*What is required*
Take the entries below and reproduce them word for word.

*Records from a collection of figures*
+ + + +

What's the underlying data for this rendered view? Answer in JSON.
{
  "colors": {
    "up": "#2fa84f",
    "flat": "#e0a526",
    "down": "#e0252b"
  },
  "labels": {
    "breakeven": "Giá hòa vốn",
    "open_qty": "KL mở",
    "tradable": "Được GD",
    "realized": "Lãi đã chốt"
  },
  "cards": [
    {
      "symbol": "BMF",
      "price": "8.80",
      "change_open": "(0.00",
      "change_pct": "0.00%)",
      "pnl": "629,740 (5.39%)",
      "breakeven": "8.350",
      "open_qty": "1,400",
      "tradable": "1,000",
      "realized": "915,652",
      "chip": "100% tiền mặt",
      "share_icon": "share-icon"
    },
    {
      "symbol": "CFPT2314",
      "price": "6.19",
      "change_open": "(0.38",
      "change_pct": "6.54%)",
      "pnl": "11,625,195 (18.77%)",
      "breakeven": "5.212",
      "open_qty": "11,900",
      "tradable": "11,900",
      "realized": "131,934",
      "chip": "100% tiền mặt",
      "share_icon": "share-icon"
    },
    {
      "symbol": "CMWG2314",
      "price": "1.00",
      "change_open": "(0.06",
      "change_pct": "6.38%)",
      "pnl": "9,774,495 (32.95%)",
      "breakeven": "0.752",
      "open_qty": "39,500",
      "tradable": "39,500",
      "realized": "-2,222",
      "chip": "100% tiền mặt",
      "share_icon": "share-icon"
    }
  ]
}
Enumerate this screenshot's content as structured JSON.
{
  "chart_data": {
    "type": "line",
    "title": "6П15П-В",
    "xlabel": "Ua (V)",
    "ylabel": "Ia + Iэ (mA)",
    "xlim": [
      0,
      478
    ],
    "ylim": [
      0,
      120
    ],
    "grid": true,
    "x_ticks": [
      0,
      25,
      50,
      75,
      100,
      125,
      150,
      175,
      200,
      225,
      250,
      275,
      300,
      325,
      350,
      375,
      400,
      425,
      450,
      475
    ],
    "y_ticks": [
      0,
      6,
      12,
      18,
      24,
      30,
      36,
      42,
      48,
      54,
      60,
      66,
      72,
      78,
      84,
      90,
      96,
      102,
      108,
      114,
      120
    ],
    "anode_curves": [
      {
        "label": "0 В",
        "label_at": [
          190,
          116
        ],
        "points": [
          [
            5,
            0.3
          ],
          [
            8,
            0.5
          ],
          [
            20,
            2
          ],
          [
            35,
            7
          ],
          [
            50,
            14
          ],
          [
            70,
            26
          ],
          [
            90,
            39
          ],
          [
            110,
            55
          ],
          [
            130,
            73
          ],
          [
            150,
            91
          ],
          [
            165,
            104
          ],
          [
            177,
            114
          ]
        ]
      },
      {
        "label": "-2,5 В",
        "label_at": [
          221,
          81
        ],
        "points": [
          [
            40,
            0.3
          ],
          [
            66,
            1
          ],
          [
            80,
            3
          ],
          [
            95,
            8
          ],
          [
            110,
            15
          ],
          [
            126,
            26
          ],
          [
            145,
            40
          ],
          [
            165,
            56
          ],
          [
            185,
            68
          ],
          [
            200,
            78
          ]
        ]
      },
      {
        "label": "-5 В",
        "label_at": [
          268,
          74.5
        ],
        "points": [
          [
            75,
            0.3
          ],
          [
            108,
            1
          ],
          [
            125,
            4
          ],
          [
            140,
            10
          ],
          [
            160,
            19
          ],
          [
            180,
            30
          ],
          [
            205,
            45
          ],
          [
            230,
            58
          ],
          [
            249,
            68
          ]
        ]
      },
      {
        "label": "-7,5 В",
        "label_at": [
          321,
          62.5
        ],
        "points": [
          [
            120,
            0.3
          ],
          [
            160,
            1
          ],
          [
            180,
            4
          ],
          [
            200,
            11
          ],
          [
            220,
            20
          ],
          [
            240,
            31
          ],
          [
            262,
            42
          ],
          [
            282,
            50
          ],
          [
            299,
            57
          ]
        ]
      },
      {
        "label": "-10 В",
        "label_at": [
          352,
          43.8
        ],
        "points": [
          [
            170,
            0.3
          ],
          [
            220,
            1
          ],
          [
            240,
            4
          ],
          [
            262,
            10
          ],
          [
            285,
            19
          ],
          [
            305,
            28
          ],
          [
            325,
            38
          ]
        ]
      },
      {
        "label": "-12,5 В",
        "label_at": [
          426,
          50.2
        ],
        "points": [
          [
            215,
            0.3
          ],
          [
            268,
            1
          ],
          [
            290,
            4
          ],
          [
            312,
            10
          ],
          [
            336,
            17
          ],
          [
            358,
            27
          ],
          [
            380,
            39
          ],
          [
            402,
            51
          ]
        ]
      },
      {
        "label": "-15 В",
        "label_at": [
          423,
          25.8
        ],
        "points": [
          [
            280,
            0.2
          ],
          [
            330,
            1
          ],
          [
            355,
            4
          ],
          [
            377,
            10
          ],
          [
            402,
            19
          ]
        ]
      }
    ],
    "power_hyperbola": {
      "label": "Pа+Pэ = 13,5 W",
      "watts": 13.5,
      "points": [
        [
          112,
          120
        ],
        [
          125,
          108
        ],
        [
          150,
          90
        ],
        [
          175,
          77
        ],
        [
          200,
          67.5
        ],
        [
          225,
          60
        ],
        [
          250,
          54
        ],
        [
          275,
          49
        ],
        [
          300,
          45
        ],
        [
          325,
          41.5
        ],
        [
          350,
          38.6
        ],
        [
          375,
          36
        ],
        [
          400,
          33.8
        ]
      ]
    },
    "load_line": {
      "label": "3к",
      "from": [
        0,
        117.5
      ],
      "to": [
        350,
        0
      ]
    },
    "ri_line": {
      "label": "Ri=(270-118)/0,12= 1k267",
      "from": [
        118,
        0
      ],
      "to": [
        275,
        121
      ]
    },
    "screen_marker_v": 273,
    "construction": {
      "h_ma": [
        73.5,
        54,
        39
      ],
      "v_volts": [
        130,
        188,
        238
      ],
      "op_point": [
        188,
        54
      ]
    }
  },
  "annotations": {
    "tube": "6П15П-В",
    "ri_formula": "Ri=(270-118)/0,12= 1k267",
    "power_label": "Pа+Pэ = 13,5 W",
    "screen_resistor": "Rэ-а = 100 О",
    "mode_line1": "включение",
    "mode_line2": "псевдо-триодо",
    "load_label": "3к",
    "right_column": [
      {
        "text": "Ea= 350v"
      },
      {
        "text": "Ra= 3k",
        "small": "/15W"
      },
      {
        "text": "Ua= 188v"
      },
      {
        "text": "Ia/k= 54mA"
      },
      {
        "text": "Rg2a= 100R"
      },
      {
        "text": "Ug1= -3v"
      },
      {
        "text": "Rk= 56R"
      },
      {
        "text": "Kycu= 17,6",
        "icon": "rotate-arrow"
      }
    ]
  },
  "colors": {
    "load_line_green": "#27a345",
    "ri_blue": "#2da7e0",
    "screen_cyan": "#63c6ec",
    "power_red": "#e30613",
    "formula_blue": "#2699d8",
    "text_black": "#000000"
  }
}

+ + + +

*Correct response*
What's the underlying data for this rendered view? Answer in JSON.
{
  "colors": {
    "up": "#2fa84f",
    "flat": "#e0a526",
    "down": "#e0252b"
  },
  "labels": {
    "breakeven": "Giá hòa vốn",
    "open_qty": "KL mở",
    "tradable": "Được GD",
    "realized": "Lãi đã chốt"
  },
  "cards": [
    {
      "symbol": "BMF",
      "price": "8.80",
      "change_open": "(0.00",
      "change_pct": "0.00%)",
      "pnl": "629,740 (5.39%)",
      "breakeven": "8.350",
      "open_qty": "1,400",
      "tradable": "1,000",
      "realized": "915,652",
      "chip": "100% tiền mặt",
      "share_icon": "share-icon"
    },
    {
      "symbol": "CFPT2314",
      "price": "6.19",
      "change_open": "(0.38",
      "change_pct": "6.54%)",
      "pnl": "11,625,195 (18.77%)",
      "breakeven": "5.212",
      "open_qty": "11,900",
      "tradable": "11,900",
      "realized": "131,934",
      "chip": "100% tiền mặt",
      "share_icon": "share-icon"
    },
    {
      "symbol": "CMWG2314",
      "price": "1.00",
      "change_open": "(0.06",
      "change_pct": "6.38%)",
      "pnl": "9,774,495 (32.95%)",
      "breakeven": "0.752",
      "open_qty": "39,500",
      "tradable": "39,500",
      "realized": "-2,222",
      "chip": "100% tiền mặt",
      "share_icon": "share-icon"
    }
  ]
}
Enumerate this screenshot's content as structured JSON.
{
  "chart_data": {
    "type": "line",
    "title": "6П15П-В",
    "xlabel": "Ua (V)",
    "ylabel": "Ia + Iэ (mA)",
    "xlim": [
      0,
      478
    ],
    "ylim": [
      0,
      120
    ],
    "grid": true,
    "x_ticks": [
      0,
      25,
      50,
      75,
      100,
      125,
      150,
      175,
      200,
      225,
      250,
      275,
      300,
      325,
      350,
      375,
      400,
      425,
      450,
      475
    ],
    "y_ticks": [
      0,
      6,
      12,
      18,
      24,
      30,
      36,
      42,
      48,
      54,
      60,
      66,
      72,
      78,
      84,
      90,
      96,
      102,
      108,
      114,
      120
    ],
    "anode_curves": [
      {
        "label": "0 В",
        "label_at": [
          190,
          116
        ],
        "points": [
          [
            5,
            0.3
          ],
          [
            8,
            0.5
          ],
          [
            20,
            2
          ],
          [
            35,
            7
          ],
          [
            50,
            14
          ],
          [
            70,
            26
          ],
          [
            90,
            39
          ],
          [
            110,
            55
          ],
          [
            130,
            73
          ],
          [
            150,
            91
          ],
          [
            165,
            104
          ],
          [
            177,
            114
          ]
        ]
      },
      {
        "label": "-2,5 В",
        "label_at": [
          221,
          81
        ],
        "points": [
          [
            40,
            0.3
          ],
          [
            66,
            1
          ],
          [
            80,
            3
          ],
          [
            95,
            8
          ],
          [
            110,
            15
          ],
          [
            126,
            26
          ],
          [
            145,
            40
          ],
          [
            165,
            56
          ],
          [
            185,
            68
          ],
          [
            200,
            78
          ]
        ]
      },
      {
        "label": "-5 В",
        "label_at": [
          268,
          74.5
        ],
        "points": [
          [
            75,
            0.3
          ],
          [
            108,
            1
          ],
          [
            125,
            4
          ],
          [
            140,
            10
          ],
          [
            160,
            19
          ],
          [
            180,
            30
          ],
          [
            205,
            45
          ],
          [
            230,
            58
          ],
          [
            249,
            68
          ]
        ]
      },
      {
        "label": "-7,5 В",
        "label_at": [
          321,
          62.5
        ],
        "points": [
          [
            120,
            0.3
          ],
          [
            160,
            1
          ],
          [
            180,
            4
          ],
          [
            200,
            11
          ],
          [
            220,
            20
          ],
          [
            240,
            31
          ],
          [
            262,
            42
          ],
          [
            282,
            50
          ],
          [
            299,
            57
          ]
        ]
      },
      {
        "label": "-10 В",
        "label_at": [
          352,
          43.8
        ],
        "points": [
          [
            170,
            0.3
          ],
          [
            220,
            1
          ],
          [
            240,
            4
          ],
          [
            262,
            10
          ],
          [
            285,
            19
          ],
          [
            305,
            28
          ],
          [
            325,
            38
          ]
        ]
      },
      {
        "label": "-12,5 В",
        "label_at": [
          426,
          50.2
        ],
        "points": [
          [
            215,
            0.3
          ],
          [
            268,
            1
          ],
          [
            290,
            4
          ],
          [
            312,
            10
          ],
          [
            336,
            17
          ],
          [
            358,
            27
          ],
          [
            380,
            39
          ],
          [
            402,
            51
          ]
        ]
      },
      {
        "label": "-15 В",
        "label_at": [
          423,
          25.8
        ],
        "points": [
          [
            280,
            0.2
          ],
          [
            330,
            1
          ],
          [
            355,
            4
          ],
          [
            377,
            10
          ],
          [
            402,
            19
          ]
        ]
      }
    ],
    "power_hyperbola": {
      "label": "Pа+Pэ = 13,5 W",
      "watts": 13.5,
      "points": [
        [
          112,
          120
        ],
        [
          125,
          108
        ],
        [
          150,
          90
        ],
        [
          175,
          77
        ],
        [
          200,
          67.5
        ],
        [
          225,
          60
        ],
        [
          250,
          54
        ],
        [
          275,
          49
        ],
        [
          300,
          45
        ],
        [
          325,
          41.5
        ],
        [
          350,
          38.6
        ],
        [
          375,
          36
        ],
        [
          400,
          33.8
        ]
      ]
    },
    "load_line": {
      "label": "3к",
      "from": [
        0,
        117.5
      ],
      "to": [
        350,
        0
      ]
    },
    "ri_line": {
      "label": "Ri=(270-118)/0,12= 1k267",
      "from": [
        118,
        0
      ],
      "to": [
        275,
        121
      ]
    },
    "screen_marker_v": 273,
    "construction": {
      "h_ma": [
        73.5,
        54,
        39
      ],
      "v_volts": [
        130,
        188,
        238
      ],
      "op_point": [
        188,
        54
      ]
    }
  },
  "annotations": {
    "tube": "6П15П-В",
    "ri_formula": "Ri=(270-118)/0,12= 1k267",
    "power_label": "Pа+Pэ = 13,5 W",
    "screen_resistor": "Rэ-а = 100 О",
    "mode_line1": "включение",
    "mode_line2": "псевдо-триодо",
    "load_label": "3к",
    "right_column": [
      {
        "text": "Ea= 350v"
      },
      {
        "text": "Ra= 3k",
        "small": "/15W"
      },
      {
        "text": "Ua= 188v"
      },
      {
        "text": "Ia/k= 54mA"
      },
      {
        "text": "Rg2a= 100R"
      },
      {
        "text": "Ug1= -3v"
      },
      {
        "text": "Rk= 56R"
      },
      {
        "text": "Kycu= 17,6",
        "icon": "rotate-arrow"
      }
    ]
  },
  "colors": {
    "load_line_green": "#27a345",
    "ri_blue": "#2da7e0",
    "screen_cyan": "#63c6ec",
    "power_red": "#e30613",
    "formula_blue": "#2699d8",
    "text_black": "#000000"
  }
}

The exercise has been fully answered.